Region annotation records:

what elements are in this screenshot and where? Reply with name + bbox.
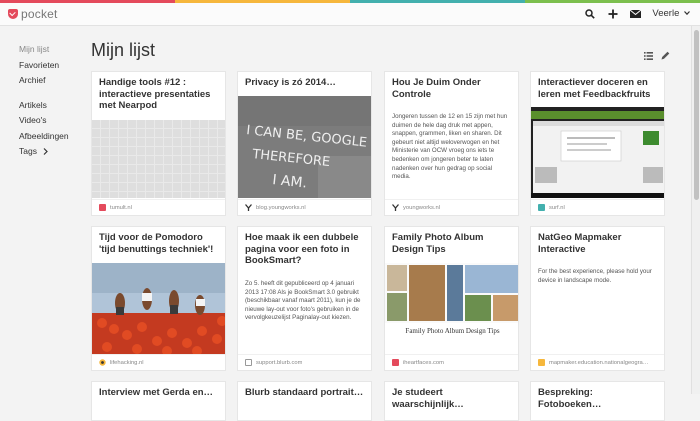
sidebar-item-mijn-lijst[interactable]: Mijn lijst bbox=[19, 42, 79, 58]
article-thumbnail bbox=[92, 120, 225, 198]
sidebar-item-afbeeldingen[interactable]: Afbeeldingen bbox=[19, 129, 79, 145]
article-title: Hou Je Duim Onder Controle bbox=[392, 77, 481, 100]
article-card[interactable]: NatGeo Mapmaker Interactive For the best… bbox=[530, 226, 665, 371]
article-title: Privacy is zó 2014… bbox=[245, 77, 336, 88]
article-card[interactable]: Hou Je Duim Onder Controle Jongeren tuss… bbox=[384, 71, 519, 216]
article-title: Blurb standaard portrait… bbox=[245, 387, 364, 398]
add-icon[interactable] bbox=[606, 7, 619, 20]
article-title: Interview met Gerda en… bbox=[99, 387, 214, 398]
article-card[interactable]: Interactiever doceren en leren met Feedb… bbox=[530, 71, 665, 216]
article-source: lifehacking.nl bbox=[92, 354, 225, 370]
article-source: tumult.nl bbox=[92, 199, 225, 215]
edit-pencil-icon[interactable] bbox=[661, 47, 670, 65]
source-domain: lifehacking.nl bbox=[110, 359, 144, 366]
article-card[interactable]: Privacy is zó 2014… I CAN BE, GOOGLE THE… bbox=[237, 71, 372, 216]
app-screenshot-image bbox=[531, 107, 664, 198]
article-source: youngworks.nl bbox=[385, 199, 518, 215]
user-menu[interactable]: Veerle bbox=[652, 8, 690, 19]
article-source: surf.nl bbox=[531, 199, 664, 215]
view-toggle bbox=[644, 47, 670, 65]
favicon-icon bbox=[99, 204, 106, 211]
article-source: blog.youngworks.nl bbox=[238, 199, 371, 215]
favicon-icon bbox=[538, 204, 545, 211]
source-domain: iheartfaces.com bbox=[403, 359, 444, 366]
source-domain: surf.nl bbox=[549, 204, 565, 211]
article-card[interactable]: Family Photo Album Design Tips Family Ph… bbox=[384, 226, 519, 371]
sidebar-item-archief[interactable]: Archief bbox=[19, 73, 79, 89]
article-title: Tijd voor de Pomodoro 'tijd benuttings t… bbox=[99, 232, 214, 255]
article-source: iheartfaces.com bbox=[385, 354, 518, 370]
source-domain: mapmaker.education.nationalgeogra… bbox=[549, 359, 649, 366]
page-title: Mijn lijst bbox=[91, 40, 156, 60]
article-card[interactable]: Blurb standaard portrait… bbox=[237, 381, 372, 421]
favicon-icon bbox=[392, 359, 399, 366]
article-thumbnail: I CAN BE, GOOGLE THEREFORE I AM. bbox=[238, 96, 371, 198]
favicon-icon bbox=[99, 359, 106, 366]
article-excerpt: For the best experience, please hold you… bbox=[538, 268, 652, 284]
favicon-icon bbox=[245, 359, 252, 366]
article-card[interactable]: Bespreking: Fotoboeken… bbox=[530, 381, 665, 421]
scrollbar-thumb[interactable] bbox=[694, 30, 699, 200]
article-thumbnail bbox=[92, 263, 225, 355]
chalk-writing-photo: I CAN BE, GOOGLE THEREFORE I AM. bbox=[238, 96, 371, 198]
logo-text: pocket bbox=[21, 7, 58, 21]
pocket-logo[interactable]: pocket bbox=[8, 7, 58, 21]
chevron-right-icon bbox=[43, 148, 49, 156]
article-title: Je studeert waarschijnlijk… bbox=[392, 387, 464, 410]
article-title: Family Photo Album Design Tips bbox=[392, 232, 484, 255]
scrollbar[interactable] bbox=[691, 26, 700, 394]
top-bar: pocket Veerle bbox=[0, 3, 700, 26]
article-source: support.blurb.com bbox=[238, 354, 371, 370]
article-excerpt: Zo 5. heeft dit gepubliceerd op 4 januar… bbox=[245, 280, 361, 322]
search-icon[interactable] bbox=[583, 7, 596, 20]
source-domain: tumult.nl bbox=[110, 204, 132, 211]
article-title: Hoe maak ik een dubbele pagina voor een … bbox=[245, 232, 359, 266]
chevron-down-icon bbox=[684, 11, 690, 16]
source-domain: support.blurb.com bbox=[256, 359, 303, 366]
sidebar-item-tags[interactable]: Tags bbox=[19, 144, 79, 160]
article-card[interactable]: Tijd voor de Pomodoro 'tijd benuttings t… bbox=[91, 226, 226, 371]
user-name: Veerle bbox=[652, 8, 680, 19]
article-card[interactable]: Je studeert waarschijnlijk… bbox=[384, 381, 519, 421]
sidebar-item-artikels[interactable]: Artikels bbox=[19, 98, 79, 114]
article-card[interactable]: Handige tools #12 : interactieve present… bbox=[91, 71, 226, 216]
article-card[interactable]: Interview met Gerda en… bbox=[91, 381, 226, 421]
article-thumbnail: Family Photo Album Design Tips bbox=[385, 263, 518, 351]
article-title: Handige tools #12 : interactieve present… bbox=[99, 77, 211, 111]
favicon-icon bbox=[245, 204, 252, 211]
tomatina-photo bbox=[92, 263, 225, 355]
article-title: Interactiever doceren en leren met Feedb… bbox=[538, 77, 651, 100]
sidebar-item-videos[interactable]: Video's bbox=[19, 113, 79, 129]
article-title: Bespreking: Fotoboeken… bbox=[538, 387, 602, 410]
article-thumbnail bbox=[531, 107, 664, 198]
favicon-icon bbox=[392, 204, 399, 211]
article-excerpt: Jongeren tussen de 12 en 15 zijn met hun… bbox=[392, 113, 508, 181]
sidebar-item-tags-label: Tags bbox=[19, 146, 37, 156]
article-source: mapmaker.education.nationalgeogra… bbox=[531, 354, 664, 370]
list-view-icon[interactable] bbox=[644, 47, 653, 65]
sidebar-divider bbox=[19, 89, 79, 98]
photo-collage-image bbox=[385, 263, 518, 323]
sidebar: Mijn lijst Favorieten Archief Artikels V… bbox=[19, 42, 79, 160]
mail-icon[interactable] bbox=[629, 7, 642, 20]
favicon-icon bbox=[538, 359, 545, 366]
source-domain: blog.youngworks.nl bbox=[256, 204, 306, 211]
grid-pattern-image bbox=[92, 120, 225, 198]
article-card[interactable]: Hoe maak ik een dubbele pagina voor een … bbox=[237, 226, 372, 371]
article-title: NatGeo Mapmaker Interactive bbox=[538, 232, 622, 255]
pocket-logo-icon bbox=[8, 9, 18, 19]
sidebar-item-favorieten[interactable]: Favorieten bbox=[19, 58, 79, 74]
image-caption: Family Photo Album Design Tips bbox=[405, 327, 500, 335]
source-domain: youngworks.nl bbox=[403, 204, 441, 211]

#### [DESCRIPTION OF THE TASK]
Please quote the stretch of the records from the line containing "sidebar-item-mijn-lijst[interactable]: Mijn lijst" through the line containing "73, 79, 89]", both lines included, and nothing else.

#### [RESULT OF THIS EXERCISE]
sidebar-item-mijn-lijst[interactable]: Mijn lijst bbox=[19, 42, 79, 58]
article-thumbnail bbox=[92, 120, 225, 198]
sidebar-item-afbeeldingen[interactable]: Afbeeldingen bbox=[19, 129, 79, 145]
article-title: Hou Je Duim Onder Controle bbox=[392, 77, 481, 100]
article-card[interactable]: NatGeo Mapmaker Interactive For the best… bbox=[530, 226, 665, 371]
article-title: Privacy is zó 2014… bbox=[245, 77, 336, 88]
article-card[interactable]: Hou Je Duim Onder Controle Jongeren tuss… bbox=[384, 71, 519, 216]
article-title: Blurb standaard portrait… bbox=[245, 387, 364, 398]
add-icon[interactable] bbox=[606, 7, 619, 20]
article-title: Interview met Gerda en… bbox=[99, 387, 214, 398]
article-card[interactable]: Interactiever doceren en leren met Feedb… bbox=[530, 71, 665, 216]
article-source: lifehacking.nl bbox=[92, 354, 225, 370]
article-source: tumult.nl bbox=[92, 199, 225, 215]
edit-pencil-icon[interactable] bbox=[661, 47, 670, 65]
source-domain: lifehacking.nl bbox=[110, 359, 144, 366]
article-card[interactable]: Privacy is zó 2014… I CAN BE, GOOGLE THE… bbox=[237, 71, 372, 216]
app-screenshot-image bbox=[531, 107, 664, 198]
article-source: youngworks.nl bbox=[385, 199, 518, 215]
user-menu[interactable]: Veerle bbox=[652, 8, 690, 19]
article-source: surf.nl bbox=[531, 199, 664, 215]
view-toggle bbox=[644, 47, 670, 65]
favicon-icon bbox=[99, 204, 106, 211]
article-source: blog.youngworks.nl bbox=[238, 199, 371, 215]
favicon-icon bbox=[538, 204, 545, 211]
source-domain: iheartfaces.com bbox=[403, 359, 444, 366]
source-domain: surf.nl bbox=[549, 204, 565, 211]
article-card[interactable]: Family Photo Album Design Tips Family Ph… bbox=[384, 226, 519, 371]
sidebar-item-archief[interactable]: Archief bbox=[19, 73, 79, 89]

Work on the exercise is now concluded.